## Begin INFORMATION SUPPLIED

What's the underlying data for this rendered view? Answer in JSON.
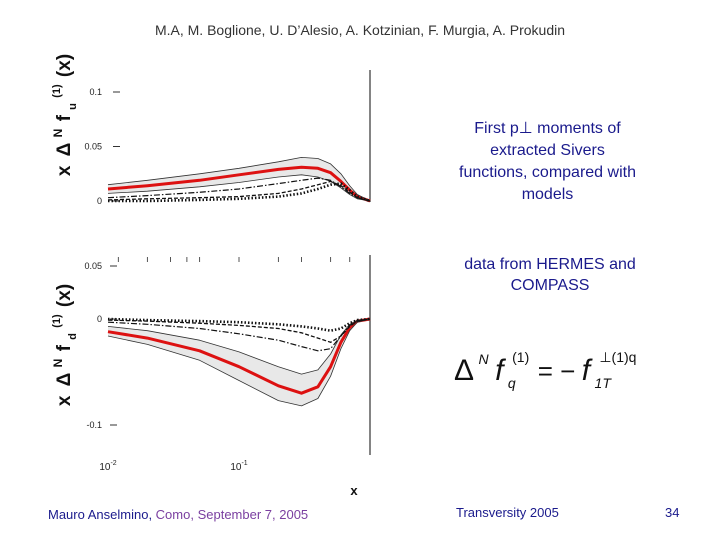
{
  "header": {
    "authors": "M.A, M. Boglione, U. D’Alesio, A. Kotzinian, F. Murgia, A. Prokudin"
  },
  "right_panel": {
    "caption": "First p⊥ moments of extracted Sivers functions, compared with models",
    "data_note": "data from HERMES and COMPASS"
  },
  "formula": {
    "lhs_delta": "Δ",
    "lhs_N": "N",
    "lhs_f": "f",
    "lhs_sub": "q",
    "lhs_sup": "(1)",
    "equals": "= −",
    "rhs_f": "f",
    "rhs_sub": "1T",
    "rhs_sup": "⊥(1)q"
  },
  "footer": {
    "presenter": "Mauro Anselmino, ",
    "venue": "Como, September 7, 2005",
    "conference": "Transversity 2005",
    "page_number": "34"
  },
  "colors": {
    "fit_curve": "#dd1111",
    "band_fill": "#e8e8e8",
    "text_blue": "#1a1a8c",
    "axis": "#333333"
  },
  "chart_data": [
    {
      "type": "line",
      "panel": "up-quark",
      "ylabel_parts": {
        "x": "x",
        "delta": "Δ",
        "N": "N",
        "f": "f",
        "flavor": "u",
        "moment": "(1)",
        "arg": "(x)"
      },
      "x_scale": "log",
      "xlim": [
        0.01,
        1
      ],
      "ylim": [
        0,
        0.1
      ],
      "y_ticks": [
        "0.1",
        "0.05",
        "0"
      ],
      "y_tick_values": [
        0.1,
        0.05,
        0
      ],
      "x": [
        0.01,
        0.02,
        0.05,
        0.1,
        0.2,
        0.3,
        0.4,
        0.5,
        0.6,
        0.7,
        0.8,
        1.0
      ],
      "series": [
        {
          "role": "fit",
          "values": [
            0.011,
            0.014,
            0.019,
            0.024,
            0.029,
            0.031,
            0.03,
            0.026,
            0.018,
            0.01,
            0.004,
            0.0
          ]
        },
        {
          "role": "band-upper",
          "values": [
            0.015,
            0.019,
            0.025,
            0.03,
            0.036,
            0.04,
            0.039,
            0.034,
            0.025,
            0.014,
            0.006,
            0.0
          ]
        },
        {
          "role": "band-lower",
          "values": [
            0.007,
            0.009,
            0.013,
            0.017,
            0.022,
            0.024,
            0.022,
            0.018,
            0.012,
            0.006,
            0.002,
            0.0
          ]
        },
        {
          "role": "model-dashdot",
          "values": [
            0.003,
            0.005,
            0.008,
            0.011,
            0.016,
            0.019,
            0.021,
            0.019,
            0.013,
            0.007,
            0.003,
            0.0
          ]
        },
        {
          "role": "model-dashed",
          "values": [
            0.001,
            0.002,
            0.003,
            0.004,
            0.007,
            0.011,
            0.015,
            0.018,
            0.014,
            0.008,
            0.003,
            0.0
          ]
        },
        {
          "role": "model-dotted",
          "values": [
            0.0,
            0.0,
            0.001,
            0.002,
            0.004,
            0.007,
            0.011,
            0.015,
            0.016,
            0.01,
            0.004,
            0.0
          ]
        }
      ]
    },
    {
      "type": "line",
      "panel": "down-quark",
      "ylabel_parts": {
        "x": "x",
        "delta": "Δ",
        "N": "N",
        "f": "f",
        "flavor": "d",
        "moment": "(1)",
        "arg": "(x)"
      },
      "xlabel": "x",
      "x_scale": "log",
      "xlim": [
        0.01,
        1
      ],
      "ylim": [
        -0.1,
        0.05
      ],
      "y_ticks": [
        "0.05",
        "0",
        "-0.1"
      ],
      "y_tick_values": [
        0.05,
        0,
        -0.1
      ],
      "x_ticks": [
        {
          "base": "10",
          "exp": "-2",
          "value": 0.01
        },
        {
          "base": "10",
          "exp": "-1",
          "value": 0.1
        }
      ],
      "x": [
        0.01,
        0.02,
        0.05,
        0.1,
        0.2,
        0.3,
        0.4,
        0.5,
        0.6,
        0.7,
        0.8,
        1.0
      ],
      "series": [
        {
          "role": "fit",
          "values": [
            -0.012,
            -0.018,
            -0.03,
            -0.045,
            -0.063,
            -0.07,
            -0.064,
            -0.045,
            -0.022,
            -0.008,
            -0.002,
            0.0
          ]
        },
        {
          "role": "band-upper",
          "values": [
            -0.007,
            -0.011,
            -0.02,
            -0.031,
            -0.045,
            -0.052,
            -0.048,
            -0.033,
            -0.015,
            -0.005,
            -0.001,
            0.0
          ]
        },
        {
          "role": "band-lower",
          "values": [
            -0.016,
            -0.024,
            -0.039,
            -0.058,
            -0.077,
            -0.082,
            -0.075,
            -0.054,
            -0.028,
            -0.011,
            -0.003,
            0.0
          ]
        },
        {
          "role": "model-dashdot",
          "values": [
            -0.003,
            -0.005,
            -0.009,
            -0.014,
            -0.02,
            -0.026,
            -0.03,
            -0.028,
            -0.016,
            -0.006,
            -0.002,
            0.0
          ]
        },
        {
          "role": "model-dashed",
          "values": [
            -0.001,
            -0.002,
            -0.004,
            -0.006,
            -0.009,
            -0.013,
            -0.018,
            -0.022,
            -0.016,
            -0.007,
            -0.002,
            0.0
          ]
        },
        {
          "role": "model-dotted",
          "values": [
            0.0,
            -0.001,
            -0.002,
            -0.003,
            -0.005,
            -0.007,
            -0.009,
            -0.011,
            -0.009,
            -0.004,
            -0.001,
            0.0
          ]
        }
      ]
    }
  ]
}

## End INFORMATION SUPPLIED

# WHAT YOU NEED TO DO
Copy every record above exactly, leaving out any pictures.

# EXPECTED ANSWER
What's the underlying data for this rendered view? Answer in JSON.
{
  "header": {
    "authors": "M.A, M. Boglione, U. D’Alesio, A. Kotzinian, F. Murgia, A. Prokudin"
  },
  "right_panel": {
    "caption": "First p⊥ moments of extracted Sivers functions, compared with models",
    "data_note": "data from HERMES and COMPASS"
  },
  "formula": {
    "lhs_delta": "Δ",
    "lhs_N": "N",
    "lhs_f": "f",
    "lhs_sub": "q",
    "lhs_sup": "(1)",
    "equals": "= −",
    "rhs_f": "f",
    "rhs_sub": "1T",
    "rhs_sup": "⊥(1)q"
  },
  "footer": {
    "presenter": "Mauro Anselmino, ",
    "venue": "Como, September 7, 2005",
    "conference": "Transversity 2005",
    "page_number": "34"
  },
  "colors": {
    "fit_curve": "#dd1111",
    "band_fill": "#e8e8e8",
    "text_blue": "#1a1a8c",
    "axis": "#333333"
  },
  "chart_data": [
    {
      "type": "line",
      "panel": "up-quark",
      "ylabel_parts": {
        "x": "x",
        "delta": "Δ",
        "N": "N",
        "f": "f",
        "flavor": "u",
        "moment": "(1)",
        "arg": "(x)"
      },
      "x_scale": "log",
      "xlim": [
        0.01,
        1
      ],
      "ylim": [
        0,
        0.1
      ],
      "y_ticks": [
        "0.1",
        "0.05",
        "0"
      ],
      "y_tick_values": [
        0.1,
        0.05,
        0
      ],
      "x": [
        0.01,
        0.02,
        0.05,
        0.1,
        0.2,
        0.3,
        0.4,
        0.5,
        0.6,
        0.7,
        0.8,
        1.0
      ],
      "series": [
        {
          "role": "fit",
          "values": [
            0.011,
            0.014,
            0.019,
            0.024,
            0.029,
            0.031,
            0.03,
            0.026,
            0.018,
            0.01,
            0.004,
            0.0
          ]
        },
        {
          "role": "band-upper",
          "values": [
            0.015,
            0.019,
            0.025,
            0.03,
            0.036,
            0.04,
            0.039,
            0.034,
            0.025,
            0.014,
            0.006,
            0.0
          ]
        },
        {
          "role": "band-lower",
          "values": [
            0.007,
            0.009,
            0.013,
            0.017,
            0.022,
            0.024,
            0.022,
            0.018,
            0.012,
            0.006,
            0.002,
            0.0
          ]
        },
        {
          "role": "model-dashdot",
          "values": [
            0.003,
            0.005,
            0.008,
            0.011,
            0.016,
            0.019,
            0.021,
            0.019,
            0.013,
            0.007,
            0.003,
            0.0
          ]
        },
        {
          "role": "model-dashed",
          "values": [
            0.001,
            0.002,
            0.003,
            0.004,
            0.007,
            0.011,
            0.015,
            0.018,
            0.014,
            0.008,
            0.003,
            0.0
          ]
        },
        {
          "role": "model-dotted",
          "values": [
            0.0,
            0.0,
            0.001,
            0.002,
            0.004,
            0.007,
            0.011,
            0.015,
            0.016,
            0.01,
            0.004,
            0.0
          ]
        }
      ]
    },
    {
      "type": "line",
      "panel": "down-quark",
      "ylabel_parts": {
        "x": "x",
        "delta": "Δ",
        "N": "N",
        "f": "f",
        "flavor": "d",
        "moment": "(1)",
        "arg": "(x)"
      },
      "xlabel": "x",
      "x_scale": "log",
      "xlim": [
        0.01,
        1
      ],
      "ylim": [
        -0.1,
        0.05
      ],
      "y_ticks": [
        "0.05",
        "0",
        "-0.1"
      ],
      "y_tick_values": [
        0.05,
        0,
        -0.1
      ],
      "x_ticks": [
        {
          "base": "10",
          "exp": "-2",
          "value": 0.01
        },
        {
          "base": "10",
          "exp": "-1",
          "value": 0.1
        }
      ],
      "x": [
        0.01,
        0.02,
        0.05,
        0.1,
        0.2,
        0.3,
        0.4,
        0.5,
        0.6,
        0.7,
        0.8,
        1.0
      ],
      "series": [
        {
          "role": "fit",
          "values": [
            -0.012,
            -0.018,
            -0.03,
            -0.045,
            -0.063,
            -0.07,
            -0.064,
            -0.045,
            -0.022,
            -0.008,
            -0.002,
            0.0
          ]
        },
        {
          "role": "band-upper",
          "values": [
            -0.007,
            -0.011,
            -0.02,
            -0.031,
            -0.045,
            -0.052,
            -0.048,
            -0.033,
            -0.015,
            -0.005,
            -0.001,
            0.0
          ]
        },
        {
          "role": "band-lower",
          "values": [
            -0.016,
            -0.024,
            -0.039,
            -0.058,
            -0.077,
            -0.082,
            -0.075,
            -0.054,
            -0.028,
            -0.011,
            -0.003,
            0.0
          ]
        },
        {
          "role": "model-dashdot",
          "values": [
            -0.003,
            -0.005,
            -0.009,
            -0.014,
            -0.02,
            -0.026,
            -0.03,
            -0.028,
            -0.016,
            -0.006,
            -0.002,
            0.0
          ]
        },
        {
          "role": "model-dashed",
          "values": [
            -0.001,
            -0.002,
            -0.004,
            -0.006,
            -0.009,
            -0.013,
            -0.018,
            -0.022,
            -0.016,
            -0.007,
            -0.002,
            0.0
          ]
        },
        {
          "role": "model-dotted",
          "values": [
            0.0,
            -0.001,
            -0.002,
            -0.003,
            -0.005,
            -0.007,
            -0.009,
            -0.011,
            -0.009,
            -0.004,
            -0.001,
            0.0
          ]
        }
      ]
    }
  ]
}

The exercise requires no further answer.